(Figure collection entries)
****************************************
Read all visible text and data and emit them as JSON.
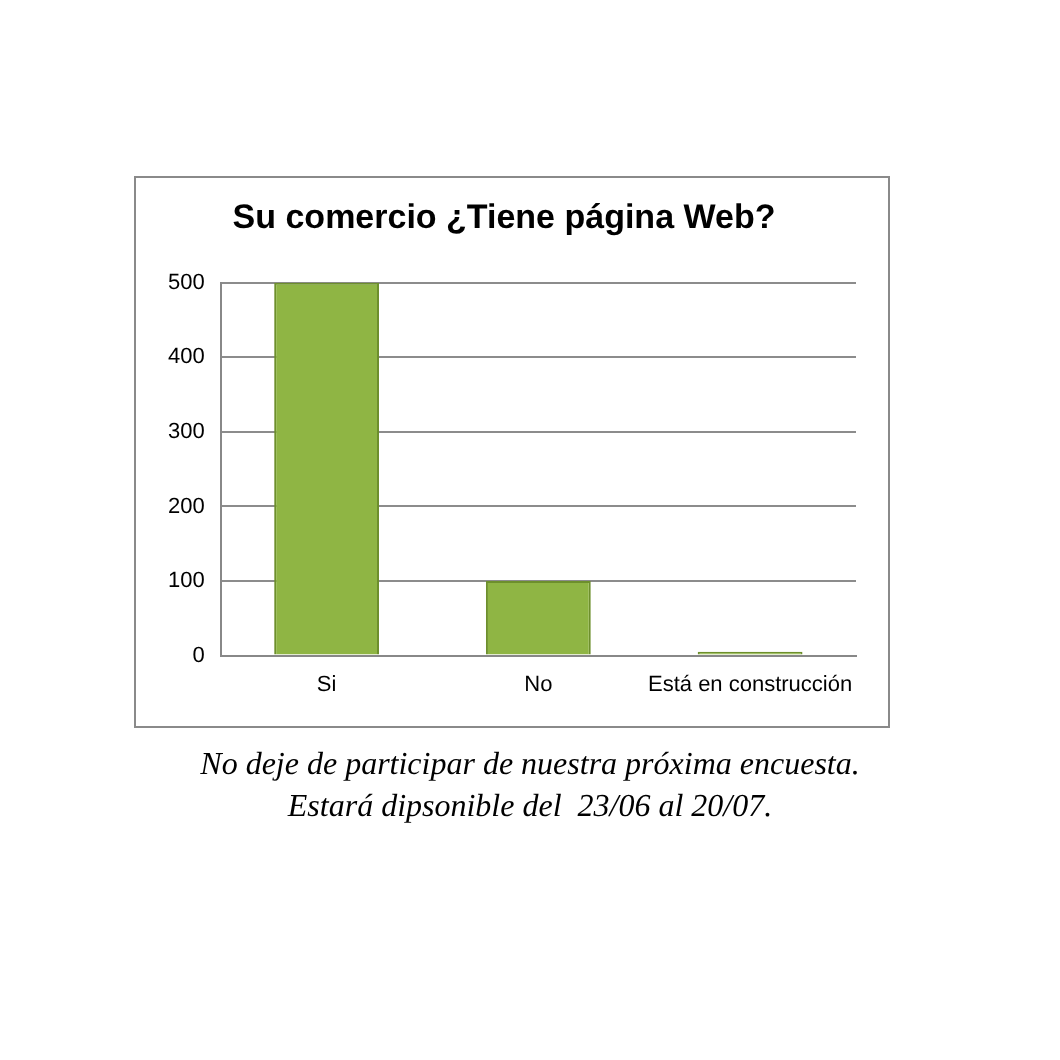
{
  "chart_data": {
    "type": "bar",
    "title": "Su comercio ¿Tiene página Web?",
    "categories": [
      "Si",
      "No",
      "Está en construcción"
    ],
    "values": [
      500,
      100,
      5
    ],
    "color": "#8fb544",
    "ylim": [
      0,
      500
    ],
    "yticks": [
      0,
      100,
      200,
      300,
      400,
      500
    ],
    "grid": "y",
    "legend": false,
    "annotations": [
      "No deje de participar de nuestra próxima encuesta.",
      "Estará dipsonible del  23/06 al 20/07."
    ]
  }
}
****************************************
Strip out the images, then output the records above word for word.

### Result for this task
Read all visible text and data and emit them as JSON.
{
  "chart_data": {
    "type": "bar",
    "title": "Su comercio ¿Tiene página Web?",
    "categories": [
      "Si",
      "No",
      "Está en construcción"
    ],
    "values": [
      500,
      100,
      5
    ],
    "color": "#8fb544",
    "ylim": [
      0,
      500
    ],
    "yticks": [
      0,
      100,
      200,
      300,
      400,
      500
    ],
    "grid": "y",
    "legend": false,
    "annotations": [
      "No deje de participar de nuestra próxima encuesta.",
      "Estará dipsonible del  23/06 al 20/07."
    ]
  }
}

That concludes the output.